**ÜBUNGSAUFGABE A:**
Zählen Sie alle Ursachen für Ungenauigkeiten bei der Positionsbestimmung auf, die der Textabschnitt über DGPS nennt.

**TEXTABSCHNITT:**
Differential Global Positioning System (DGPS; deutsch „Differentielles Globales Positionierungssystem“) bezeichnet Verfahren, die durch das Ausstrahlen von Korrekturdaten (Bahn- und Zeitsystem) die Genauigkeit der GNSS-Navigation steigern können. Die Bezeichnung ist vom amerikanischen GPS abgeleitet, obwohl inzwischen auch Signale anderer Satellitennavigationssysteme in das Verfahren einbezogen werden.
Die Positionsbestimmung mittels GNSS basiert auf Laufzeitdifferenzen der Signale von mehreren Satelliten zu einem Empfänger, siehe Hyperbelnavigation.
Dabei wird vorausgesetzt, dass Entfernungsdifferenzen proportional zu den Zeitdifferenzen sind.
In der Praxis ergeben sich Ungenauigkeiten, weil die Signalgeschwindigkeit in der Tropo- und Ionosphäre zeitlich und räumlich leicht variiert, siehe GNSS. Zudem sind die Bahnen und Uhrenfehler der Satelliten dem Empfänger nicht genau bekannt. Die Einflüsse dieser Effekte sind für benachbarte Empfänger gleich und lassen sich durch geeignete Auswertemethoden eliminieren.[1]
Mit zunehmendem Abstand der Empfänger zueinander wird die Korrektur weniger genau. Größere Abstände lassen sich überbrücken, wenn zwischen mehreren Referenzstationen interpoliert wird. Zudem unterscheiden sich die Verfahren danach, ob Positionen oder Pseudostrecken zu einzelnen Satelliten korrigiert werden.

**ANGEZEIGTE INFORMATIONEN:**
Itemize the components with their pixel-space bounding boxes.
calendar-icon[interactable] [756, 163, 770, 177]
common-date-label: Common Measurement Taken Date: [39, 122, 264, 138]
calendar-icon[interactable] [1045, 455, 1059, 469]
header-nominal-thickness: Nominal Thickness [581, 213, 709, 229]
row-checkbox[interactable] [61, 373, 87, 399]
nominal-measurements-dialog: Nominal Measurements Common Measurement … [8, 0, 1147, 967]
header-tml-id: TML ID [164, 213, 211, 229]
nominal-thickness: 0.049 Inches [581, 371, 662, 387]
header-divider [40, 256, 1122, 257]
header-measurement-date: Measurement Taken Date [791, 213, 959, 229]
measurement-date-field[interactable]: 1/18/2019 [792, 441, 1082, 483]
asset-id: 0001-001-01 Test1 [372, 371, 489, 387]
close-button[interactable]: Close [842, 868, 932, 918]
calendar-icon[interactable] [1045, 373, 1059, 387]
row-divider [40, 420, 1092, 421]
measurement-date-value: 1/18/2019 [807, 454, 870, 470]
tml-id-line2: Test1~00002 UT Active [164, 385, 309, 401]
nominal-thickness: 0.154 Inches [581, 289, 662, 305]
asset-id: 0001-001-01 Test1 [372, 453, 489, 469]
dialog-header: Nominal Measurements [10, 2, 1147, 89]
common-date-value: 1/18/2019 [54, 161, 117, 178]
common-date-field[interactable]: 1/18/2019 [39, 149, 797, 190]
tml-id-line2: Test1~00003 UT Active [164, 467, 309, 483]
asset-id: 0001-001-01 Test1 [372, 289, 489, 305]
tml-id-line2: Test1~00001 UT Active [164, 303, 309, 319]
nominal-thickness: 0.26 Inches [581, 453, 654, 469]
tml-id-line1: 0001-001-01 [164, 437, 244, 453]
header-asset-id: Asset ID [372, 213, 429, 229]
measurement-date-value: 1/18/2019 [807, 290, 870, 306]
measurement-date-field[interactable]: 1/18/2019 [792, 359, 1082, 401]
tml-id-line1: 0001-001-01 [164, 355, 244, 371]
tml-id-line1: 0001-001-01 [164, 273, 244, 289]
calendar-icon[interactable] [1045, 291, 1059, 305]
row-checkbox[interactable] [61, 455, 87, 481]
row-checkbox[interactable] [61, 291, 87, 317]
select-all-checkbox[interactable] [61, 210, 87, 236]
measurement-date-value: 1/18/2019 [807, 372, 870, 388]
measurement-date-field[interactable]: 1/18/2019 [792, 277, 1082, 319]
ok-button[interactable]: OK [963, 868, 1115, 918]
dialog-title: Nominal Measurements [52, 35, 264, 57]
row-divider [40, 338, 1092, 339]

**ÜBUNGSAUFGABE B:**
Halten Sie die Auflistung von ihrem Anfang bis hinunter zur Zeile mit „ok-button[interactable]: OK [963, 868, 1115, 918]“ einschließlich dieser Zeile unverändert schriftlich fest.

**AUSGABE A:**
- Die Signalgeschwindigkeit variiert in der Tropo- und Ionosphäre zeitlich und räumlich leicht.
- Die Bahnen der Satelliten sind dem Empfänger nicht genau bekannt.
- Die Uhrenfehler der Satelliten sind dem Empfänger nicht genau bekannt.

**AUSGABE B:**
Itemize the components with their pixel-space bounding boxes.
calendar-icon[interactable] [756, 163, 770, 177]
common-date-label: Common Measurement Taken Date: [39, 122, 264, 138]
calendar-icon[interactable] [1045, 455, 1059, 469]
header-nominal-thickness: Nominal Thickness [581, 213, 709, 229]
row-checkbox[interactable] [61, 373, 87, 399]
nominal-measurements-dialog: Nominal Measurements Common Measurement … [8, 0, 1147, 967]
header-tml-id: TML ID [164, 213, 211, 229]
nominal-thickness: 0.049 Inches [581, 371, 662, 387]
header-divider [40, 256, 1122, 257]
header-measurement-date: Measurement Taken Date [791, 213, 959, 229]
measurement-date-field[interactable]: 1/18/2019 [792, 441, 1082, 483]
asset-id: 0001-001-01 Test1 [372, 371, 489, 387]
close-button[interactable]: Close [842, 868, 932, 918]
calendar-icon[interactable] [1045, 373, 1059, 387]
row-divider [40, 420, 1092, 421]
measurement-date-value: 1/18/2019 [807, 454, 870, 470]
tml-id-line2: Test1~00002 UT Active [164, 385, 309, 401]
nominal-thickness: 0.154 Inches [581, 289, 662, 305]
asset-id: 0001-001-01 Test1 [372, 453, 489, 469]
dialog-header: Nominal Measurements [10, 2, 1147, 89]
common-date-value: 1/18/2019 [54, 161, 117, 178]
common-date-field[interactable]: 1/18/2019 [39, 149, 797, 190]
tml-id-line2: Test1~00003 UT Active [164, 467, 309, 483]
asset-id: 0001-001-01 Test1 [372, 289, 489, 305]
tml-id-line2: Test1~00001 UT Active [164, 303, 309, 319]
nominal-thickness: 0.26 Inches [581, 453, 654, 469]
tml-id-line1: 0001-001-01 [164, 437, 244, 453]
header-asset-id: Asset ID [372, 213, 429, 229]
measurement-date-value: 1/18/2019 [807, 290, 870, 306]
measurement-date-field[interactable]: 1/18/2019 [792, 359, 1082, 401]
tml-id-line1: 0001-001-01 [164, 355, 244, 371]
tml-id-line1: 0001-001-01 [164, 273, 244, 289]
calendar-icon[interactable] [1045, 291, 1059, 305]
row-checkbox[interactable] [61, 455, 87, 481]
row-checkbox[interactable] [61, 291, 87, 317]
select-all-checkbox[interactable] [61, 210, 87, 236]
measurement-date-value: 1/18/2019 [807, 372, 870, 388]
measurement-date-field[interactable]: 1/18/2019 [792, 277, 1082, 319]
ok-button[interactable]: OK [963, 868, 1115, 918]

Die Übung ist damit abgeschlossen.